# WHAT IS ASKED
Copy every line that holds "title".

++++

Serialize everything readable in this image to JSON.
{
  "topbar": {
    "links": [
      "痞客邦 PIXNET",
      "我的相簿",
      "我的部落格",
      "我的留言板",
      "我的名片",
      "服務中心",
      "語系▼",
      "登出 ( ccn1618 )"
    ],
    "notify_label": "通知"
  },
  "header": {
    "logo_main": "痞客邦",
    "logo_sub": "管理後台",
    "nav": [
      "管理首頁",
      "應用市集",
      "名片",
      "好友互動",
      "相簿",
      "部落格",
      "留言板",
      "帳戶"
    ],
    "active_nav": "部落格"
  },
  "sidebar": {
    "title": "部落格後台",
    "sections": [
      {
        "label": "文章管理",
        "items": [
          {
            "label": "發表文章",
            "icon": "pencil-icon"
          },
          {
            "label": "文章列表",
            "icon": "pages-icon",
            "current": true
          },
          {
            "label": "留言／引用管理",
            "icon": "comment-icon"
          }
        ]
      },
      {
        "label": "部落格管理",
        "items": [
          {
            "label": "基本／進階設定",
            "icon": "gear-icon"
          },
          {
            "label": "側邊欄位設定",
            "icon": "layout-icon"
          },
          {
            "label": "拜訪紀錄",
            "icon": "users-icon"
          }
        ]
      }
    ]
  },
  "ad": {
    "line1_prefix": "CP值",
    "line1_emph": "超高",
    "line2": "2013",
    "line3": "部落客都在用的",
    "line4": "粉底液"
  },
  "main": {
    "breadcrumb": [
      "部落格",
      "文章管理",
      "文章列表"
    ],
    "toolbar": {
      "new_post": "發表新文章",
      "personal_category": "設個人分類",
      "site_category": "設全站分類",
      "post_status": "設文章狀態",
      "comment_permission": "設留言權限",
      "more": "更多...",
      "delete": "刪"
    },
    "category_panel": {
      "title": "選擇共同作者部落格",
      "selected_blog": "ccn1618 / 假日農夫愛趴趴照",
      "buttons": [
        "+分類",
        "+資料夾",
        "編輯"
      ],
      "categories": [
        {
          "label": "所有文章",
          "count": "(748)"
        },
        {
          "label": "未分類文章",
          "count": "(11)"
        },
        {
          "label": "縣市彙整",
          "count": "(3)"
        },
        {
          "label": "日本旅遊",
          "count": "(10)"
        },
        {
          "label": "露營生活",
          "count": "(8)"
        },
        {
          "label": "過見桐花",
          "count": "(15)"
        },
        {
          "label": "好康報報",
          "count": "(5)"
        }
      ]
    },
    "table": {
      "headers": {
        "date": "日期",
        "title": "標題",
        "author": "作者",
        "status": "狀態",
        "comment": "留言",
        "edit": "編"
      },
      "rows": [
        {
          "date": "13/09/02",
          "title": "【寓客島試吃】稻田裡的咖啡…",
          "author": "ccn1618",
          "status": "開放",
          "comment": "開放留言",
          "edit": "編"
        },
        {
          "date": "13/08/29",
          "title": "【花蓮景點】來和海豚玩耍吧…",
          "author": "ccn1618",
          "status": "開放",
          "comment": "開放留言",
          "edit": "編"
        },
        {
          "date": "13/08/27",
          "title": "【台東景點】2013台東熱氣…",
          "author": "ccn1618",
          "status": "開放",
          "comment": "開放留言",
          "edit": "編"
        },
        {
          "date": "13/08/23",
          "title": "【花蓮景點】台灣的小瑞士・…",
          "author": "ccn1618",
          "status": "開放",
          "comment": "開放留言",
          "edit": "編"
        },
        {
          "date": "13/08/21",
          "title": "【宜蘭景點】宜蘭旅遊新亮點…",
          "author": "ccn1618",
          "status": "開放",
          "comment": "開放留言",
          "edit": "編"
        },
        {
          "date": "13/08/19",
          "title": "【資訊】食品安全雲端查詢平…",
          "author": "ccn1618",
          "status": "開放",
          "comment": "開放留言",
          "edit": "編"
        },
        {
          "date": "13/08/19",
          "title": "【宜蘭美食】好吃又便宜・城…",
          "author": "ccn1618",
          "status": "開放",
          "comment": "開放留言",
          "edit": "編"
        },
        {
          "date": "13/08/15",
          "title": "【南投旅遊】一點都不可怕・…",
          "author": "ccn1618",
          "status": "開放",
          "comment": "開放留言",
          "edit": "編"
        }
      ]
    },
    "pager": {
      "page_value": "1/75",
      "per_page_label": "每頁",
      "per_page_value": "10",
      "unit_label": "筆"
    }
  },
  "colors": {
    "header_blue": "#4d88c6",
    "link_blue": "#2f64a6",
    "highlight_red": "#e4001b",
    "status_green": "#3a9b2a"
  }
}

++++

# OUTPUT BELOW
    "title": "部落格後台",
      "title": "選擇共同作者部落格",
        "title": "標題",
          "title": "【寓客島試吃】稻田裡的咖啡…",
          "title": "【花蓮景點】來和海豚玩耍吧…",
          "title": "【台東景點】2013台東熱氣…",
          "title": "【花蓮景點】台灣的小瑞士・…",
          "title": "【宜蘭景點】宜蘭旅遊新亮點…",
          "title": "【資訊】食品安全雲端查詢平…",
          "title": "【宜蘭美食】好吃又便宜・城…",
          "title": "【南投旅遊】一點都不可怕・…",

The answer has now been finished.